指示 1: 請列出下方節選中 class EasyNvEncoder 宣告的所有成員函式名稱。
指示 2: 把下方條目的開頭幾行原樣照抄一遍:從條目的第一行開始,抄到含有"toc-entry[interactable]: Renacimiento científico"的那一行後停止,該行也要抄。

----- 節選 -----

在之前的《EasyRTSPLive高效轉碼之EasyVideoDecoder高效解碼》系列文章中我們已經將視頻解碼成了原始圖像數據(YUV/RGB),然後根據不同的轉碼需求進行編碼。如視頻分辨率縮放,調整碼率,多碼率輸出等;爲了解決轉碼過程中編碼高分辨率高質量或者高壓縮率(如H265)耗時的問題,我們採用Nvidia硬件驅動編碼器進行編碼,以追求最高效率的轉碼和最低的推送延遲。
EasyVideoEncoder基Nvidia獨立顯卡的硬件編碼庫EasyNvEncoder
1. 接口聲明如下:
class EasyNvEncoder
{
public:
//codec: 編碼格式 0=h264, 1=h265/hevc
int InitNvEncoder(int width,int height,int fps=25, int bitrate=4096, int gop=50, int qp=28, int rcMode=/*NV_ENC_PARAMS_RC_2_PASS_QUALITY*/NV_ENC_PARAMS_RC_CONSTQP,
char* encoderPreset = "Default", int codec = 0,int nDeviceType=0, int nDeviceID=0 );
//H264獲取SPS和PPS
int GetSPSAndPPS(unsigned char*sps,long&spslen,unsigned char*pps,long&ppslen);
//H265獲取VPS,SPS和PPS
int GetH265VPSSPSAndPPS(unsigned char*vps, long&vpslen, unsigned char*sps, long&spslen, unsigned char*pps, long&ppslen);
// 編碼InputFormat我們固定爲YUV420PL(I420),可修改爲NV12, YUY2 等等在Init()時進行格式轉換, [12/18/2016 dingshuai]
unsigned char* NvEncodeSync(unsigned char* pYUV420, int inLenth, int& outLenth, bool& bKeyFrame);
//關閉編碼器,停止編碼
int CloseNvEncoder();
};
2. EasyNvEncoder編碼庫調用流程
- 第一步,初始化編碼器及其參數
//初始化編碼器參數
int InitNvEncoder(int width,int height,int fps, int bitrate, int gop,
int qp, int rcMode, char* encoderPreset , int codec, int nDeviceType, int nDeviceID)

----- 所給資料 -----

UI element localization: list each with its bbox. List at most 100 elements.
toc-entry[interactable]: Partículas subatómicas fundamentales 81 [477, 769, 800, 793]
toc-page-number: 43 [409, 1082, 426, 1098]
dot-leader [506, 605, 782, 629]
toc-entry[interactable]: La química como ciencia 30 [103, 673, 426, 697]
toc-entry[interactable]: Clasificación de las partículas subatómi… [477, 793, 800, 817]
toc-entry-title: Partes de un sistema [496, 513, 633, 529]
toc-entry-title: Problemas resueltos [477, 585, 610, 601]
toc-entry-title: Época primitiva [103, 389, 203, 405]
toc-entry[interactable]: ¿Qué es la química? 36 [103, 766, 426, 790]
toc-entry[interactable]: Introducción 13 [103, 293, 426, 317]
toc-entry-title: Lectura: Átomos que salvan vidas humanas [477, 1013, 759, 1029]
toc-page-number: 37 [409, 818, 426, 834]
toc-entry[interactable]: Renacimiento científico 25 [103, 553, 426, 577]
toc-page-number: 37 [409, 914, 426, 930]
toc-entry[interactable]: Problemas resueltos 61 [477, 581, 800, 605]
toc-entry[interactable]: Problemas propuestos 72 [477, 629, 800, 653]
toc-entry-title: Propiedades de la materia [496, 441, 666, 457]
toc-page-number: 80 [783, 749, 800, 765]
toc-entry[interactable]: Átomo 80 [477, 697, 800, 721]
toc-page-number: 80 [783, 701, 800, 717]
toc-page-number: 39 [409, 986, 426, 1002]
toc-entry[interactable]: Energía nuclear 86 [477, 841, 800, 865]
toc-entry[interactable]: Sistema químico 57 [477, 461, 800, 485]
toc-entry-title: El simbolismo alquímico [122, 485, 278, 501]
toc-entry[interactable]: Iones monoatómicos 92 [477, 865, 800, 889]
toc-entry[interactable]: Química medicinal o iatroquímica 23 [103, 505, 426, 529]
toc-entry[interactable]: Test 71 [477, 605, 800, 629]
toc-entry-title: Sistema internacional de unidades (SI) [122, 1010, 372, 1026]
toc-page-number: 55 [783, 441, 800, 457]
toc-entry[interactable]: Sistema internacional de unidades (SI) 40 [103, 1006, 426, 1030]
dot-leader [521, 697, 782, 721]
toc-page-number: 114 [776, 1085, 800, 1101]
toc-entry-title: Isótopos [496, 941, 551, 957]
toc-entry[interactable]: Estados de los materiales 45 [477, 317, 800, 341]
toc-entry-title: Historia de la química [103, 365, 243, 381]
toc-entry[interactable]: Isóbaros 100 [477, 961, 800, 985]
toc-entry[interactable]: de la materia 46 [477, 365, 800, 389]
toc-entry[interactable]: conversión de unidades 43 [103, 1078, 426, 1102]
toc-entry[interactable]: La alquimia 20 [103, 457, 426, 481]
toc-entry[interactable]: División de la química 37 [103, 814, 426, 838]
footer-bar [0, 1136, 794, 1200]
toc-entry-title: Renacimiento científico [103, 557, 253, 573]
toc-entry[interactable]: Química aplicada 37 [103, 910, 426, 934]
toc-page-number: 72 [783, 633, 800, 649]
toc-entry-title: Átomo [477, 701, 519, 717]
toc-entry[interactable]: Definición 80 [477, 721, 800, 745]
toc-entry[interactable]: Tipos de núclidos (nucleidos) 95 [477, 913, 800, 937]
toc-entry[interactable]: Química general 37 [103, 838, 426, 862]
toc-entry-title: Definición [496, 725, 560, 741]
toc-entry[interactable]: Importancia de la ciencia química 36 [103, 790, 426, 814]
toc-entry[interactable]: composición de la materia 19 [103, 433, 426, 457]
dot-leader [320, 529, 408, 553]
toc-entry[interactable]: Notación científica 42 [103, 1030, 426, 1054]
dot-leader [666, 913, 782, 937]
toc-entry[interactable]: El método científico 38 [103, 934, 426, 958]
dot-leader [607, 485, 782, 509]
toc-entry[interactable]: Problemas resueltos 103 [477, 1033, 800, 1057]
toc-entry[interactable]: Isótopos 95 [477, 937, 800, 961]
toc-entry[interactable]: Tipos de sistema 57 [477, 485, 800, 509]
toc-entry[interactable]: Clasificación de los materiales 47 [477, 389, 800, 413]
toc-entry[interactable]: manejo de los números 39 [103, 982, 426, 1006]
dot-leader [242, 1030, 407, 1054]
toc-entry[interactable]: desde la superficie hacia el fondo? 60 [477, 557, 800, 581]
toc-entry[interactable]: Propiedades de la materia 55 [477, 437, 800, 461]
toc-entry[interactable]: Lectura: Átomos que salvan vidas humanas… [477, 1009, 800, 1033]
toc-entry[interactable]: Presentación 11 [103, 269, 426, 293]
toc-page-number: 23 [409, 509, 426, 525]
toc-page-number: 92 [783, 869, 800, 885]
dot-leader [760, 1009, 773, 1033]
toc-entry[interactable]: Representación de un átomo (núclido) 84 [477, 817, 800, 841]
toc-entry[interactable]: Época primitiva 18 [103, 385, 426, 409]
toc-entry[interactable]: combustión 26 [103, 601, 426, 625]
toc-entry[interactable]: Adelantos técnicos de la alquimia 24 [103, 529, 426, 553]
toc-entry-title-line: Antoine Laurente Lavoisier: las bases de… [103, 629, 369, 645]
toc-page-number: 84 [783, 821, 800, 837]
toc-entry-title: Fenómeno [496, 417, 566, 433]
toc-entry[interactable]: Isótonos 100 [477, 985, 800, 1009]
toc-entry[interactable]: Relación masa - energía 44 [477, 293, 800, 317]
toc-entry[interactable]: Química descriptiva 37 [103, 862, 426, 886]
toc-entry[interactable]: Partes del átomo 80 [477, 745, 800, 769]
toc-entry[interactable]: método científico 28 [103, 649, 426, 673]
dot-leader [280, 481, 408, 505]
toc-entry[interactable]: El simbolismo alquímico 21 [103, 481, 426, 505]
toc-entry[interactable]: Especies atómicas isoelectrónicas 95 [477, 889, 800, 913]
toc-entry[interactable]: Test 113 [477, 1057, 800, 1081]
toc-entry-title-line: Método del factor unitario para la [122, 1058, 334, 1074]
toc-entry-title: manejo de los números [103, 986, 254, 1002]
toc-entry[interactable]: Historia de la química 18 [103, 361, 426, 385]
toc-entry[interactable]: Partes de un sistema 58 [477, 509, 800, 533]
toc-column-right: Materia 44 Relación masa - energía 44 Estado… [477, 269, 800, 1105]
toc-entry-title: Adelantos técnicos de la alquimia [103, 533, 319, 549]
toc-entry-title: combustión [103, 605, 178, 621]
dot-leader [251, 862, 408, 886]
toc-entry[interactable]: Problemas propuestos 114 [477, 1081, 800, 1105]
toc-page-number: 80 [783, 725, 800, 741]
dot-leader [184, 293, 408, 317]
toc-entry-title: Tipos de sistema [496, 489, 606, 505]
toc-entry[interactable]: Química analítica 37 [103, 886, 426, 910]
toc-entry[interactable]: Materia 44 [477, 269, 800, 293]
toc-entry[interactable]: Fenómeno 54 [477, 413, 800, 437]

-----

解答 1: InitNvEncoder、GetSPSAndPPS、GetH265VPSSPSAndPPS、NvEncodeSync、CloseNvEncoder

解答 2:
UI element localization: list each with its bbox. List at most 100 elements.
toc-entry[interactable]: Partículas subatómicas fundamentales 81 [477, 769, 800, 793]
toc-page-number: 43 [409, 1082, 426, 1098]
dot-leader [506, 605, 782, 629]
toc-entry[interactable]: La química como ciencia 30 [103, 673, 426, 697]
toc-entry[interactable]: Clasificación de las partículas subatómi… [477, 793, 800, 817]
toc-entry-title: Partes de un sistema [496, 513, 633, 529]
toc-entry-title: Problemas resueltos [477, 585, 610, 601]
toc-entry-title: Época primitiva [103, 389, 203, 405]
toc-entry[interactable]: ¿Qué es la química? 36 [103, 766, 426, 790]
toc-entry[interactable]: Introducción 13 [103, 293, 426, 317]
toc-entry-title: Lectura: Átomos que salvan vidas humanas [477, 1013, 759, 1029]
toc-page-number: 37 [409, 818, 426, 834]
toc-entry[interactable]: Renacimiento científico 25 [103, 553, 426, 577]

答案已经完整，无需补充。